┌─ PROVIDED INFORMATION

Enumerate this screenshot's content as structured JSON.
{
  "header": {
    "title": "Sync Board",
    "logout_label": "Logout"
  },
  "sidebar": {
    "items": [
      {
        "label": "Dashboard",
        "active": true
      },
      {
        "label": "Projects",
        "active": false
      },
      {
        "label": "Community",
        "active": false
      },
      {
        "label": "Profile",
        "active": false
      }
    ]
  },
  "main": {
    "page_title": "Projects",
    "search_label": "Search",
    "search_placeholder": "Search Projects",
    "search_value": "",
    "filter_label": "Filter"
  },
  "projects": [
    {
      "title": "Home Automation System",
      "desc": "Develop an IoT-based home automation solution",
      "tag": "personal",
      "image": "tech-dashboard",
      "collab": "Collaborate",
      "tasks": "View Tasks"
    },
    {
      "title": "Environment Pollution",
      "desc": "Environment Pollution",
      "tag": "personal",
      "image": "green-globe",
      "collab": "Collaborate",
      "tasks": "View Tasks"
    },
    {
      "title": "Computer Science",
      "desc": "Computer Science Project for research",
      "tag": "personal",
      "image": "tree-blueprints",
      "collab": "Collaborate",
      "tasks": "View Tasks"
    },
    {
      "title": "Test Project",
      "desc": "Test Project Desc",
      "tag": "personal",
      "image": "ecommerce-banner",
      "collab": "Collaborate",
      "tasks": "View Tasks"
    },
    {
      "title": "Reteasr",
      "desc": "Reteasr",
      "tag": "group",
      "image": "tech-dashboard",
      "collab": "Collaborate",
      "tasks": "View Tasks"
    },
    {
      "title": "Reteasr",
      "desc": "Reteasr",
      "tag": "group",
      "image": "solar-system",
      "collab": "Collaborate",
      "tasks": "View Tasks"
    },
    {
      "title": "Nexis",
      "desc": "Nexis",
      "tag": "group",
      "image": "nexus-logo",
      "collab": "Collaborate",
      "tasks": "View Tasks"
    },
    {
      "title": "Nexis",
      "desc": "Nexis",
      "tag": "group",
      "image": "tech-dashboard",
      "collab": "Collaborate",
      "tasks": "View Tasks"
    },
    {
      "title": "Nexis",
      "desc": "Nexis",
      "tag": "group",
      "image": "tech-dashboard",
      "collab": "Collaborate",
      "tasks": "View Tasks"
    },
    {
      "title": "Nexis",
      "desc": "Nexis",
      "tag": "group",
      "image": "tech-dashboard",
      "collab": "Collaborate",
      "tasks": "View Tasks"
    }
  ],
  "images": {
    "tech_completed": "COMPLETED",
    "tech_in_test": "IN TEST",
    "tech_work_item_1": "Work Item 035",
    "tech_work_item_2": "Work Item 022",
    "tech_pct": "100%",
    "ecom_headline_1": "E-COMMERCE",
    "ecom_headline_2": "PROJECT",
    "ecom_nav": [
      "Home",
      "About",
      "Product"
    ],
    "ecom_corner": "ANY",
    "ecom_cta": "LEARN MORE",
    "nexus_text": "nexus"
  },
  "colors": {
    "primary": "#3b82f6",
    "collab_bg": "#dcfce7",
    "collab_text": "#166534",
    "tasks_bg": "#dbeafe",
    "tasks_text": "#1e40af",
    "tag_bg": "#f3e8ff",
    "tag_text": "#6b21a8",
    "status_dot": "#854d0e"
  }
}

└─

** GIVEN REQUEST **
Please repeat all the records above exactly as they appear.

** ANSWER TO THIS TASK **
Enumerate this screenshot's content as structured JSON.
{
  "header": {
    "title": "Sync Board",
    "logout_label": "Logout"
  },
  "sidebar": {
    "items": [
      {
        "label": "Dashboard",
        "active": true
      },
      {
        "label": "Projects",
        "active": false
      },
      {
        "label": "Community",
        "active": false
      },
      {
        "label": "Profile",
        "active": false
      }
    ]
  },
  "main": {
    "page_title": "Projects",
    "search_label": "Search",
    "search_placeholder": "Search Projects",
    "search_value": "",
    "filter_label": "Filter"
  },
  "projects": [
    {
      "title": "Home Automation System",
      "desc": "Develop an IoT-based home automation solution",
      "tag": "personal",
      "image": "tech-dashboard",
      "collab": "Collaborate",
      "tasks": "View Tasks"
    },
    {
      "title": "Environment Pollution",
      "desc": "Environment Pollution",
      "tag": "personal",
      "image": "green-globe",
      "collab": "Collaborate",
      "tasks": "View Tasks"
    },
    {
      "title": "Computer Science",
      "desc": "Computer Science Project for research",
      "tag": "personal",
      "image": "tree-blueprints",
      "collab": "Collaborate",
      "tasks": "View Tasks"
    },
    {
      "title": "Test Project",
      "desc": "Test Project Desc",
      "tag": "personal",
      "image": "ecommerce-banner",
      "collab": "Collaborate",
      "tasks": "View Tasks"
    },
    {
      "title": "Reteasr",
      "desc": "Reteasr",
      "tag": "group",
      "image": "tech-dashboard",
      "collab": "Collaborate",
      "tasks": "View Tasks"
    },
    {
      "title": "Reteasr",
      "desc": "Reteasr",
      "tag": "group",
      "image": "solar-system",
      "collab": "Collaborate",
      "tasks": "View Tasks"
    },
    {
      "title": "Nexis",
      "desc": "Nexis",
      "tag": "group",
      "image": "nexus-logo",
      "collab": "Collaborate",
      "tasks": "View Tasks"
    },
    {
      "title": "Nexis",
      "desc": "Nexis",
      "tag": "group",
      "image": "tech-dashboard",
      "collab": "Collaborate",
      "tasks": "View Tasks"
    },
    {
      "title": "Nexis",
      "desc": "Nexis",
      "tag": "group",
      "image": "tech-dashboard",
      "collab": "Collaborate",
      "tasks": "View Tasks"
    },
    {
      "title": "Nexis",
      "desc": "Nexis",
      "tag": "group",
      "image": "tech-dashboard",
      "collab": "Collaborate",
      "tasks": "View Tasks"
    }
  ],
  "images": {
    "tech_completed": "COMPLETED",
    "tech_in_test": "IN TEST",
    "tech_work_item_1": "Work Item 035",
    "tech_work_item_2": "Work Item 022",
    "tech_pct": "100%",
    "ecom_headline_1": "E-COMMERCE",
    "ecom_headline_2": "PROJECT",
    "ecom_nav": [
      "Home",
      "About",
      "Product"
    ],
    "ecom_corner": "ANY",
    "ecom_cta": "LEARN MORE",
    "nexus_text": "nexus"
  },
  "colors": {
    "primary": "#3b82f6",
    "collab_bg": "#dcfce7",
    "collab_text": "#166534",
    "tasks_bg": "#dbeafe",
    "tasks_text": "#1e40af",
    "tag_bg": "#f3e8ff",
    "tag_text": "#6b21a8",
    "status_dot": "#854d0e"
  }
}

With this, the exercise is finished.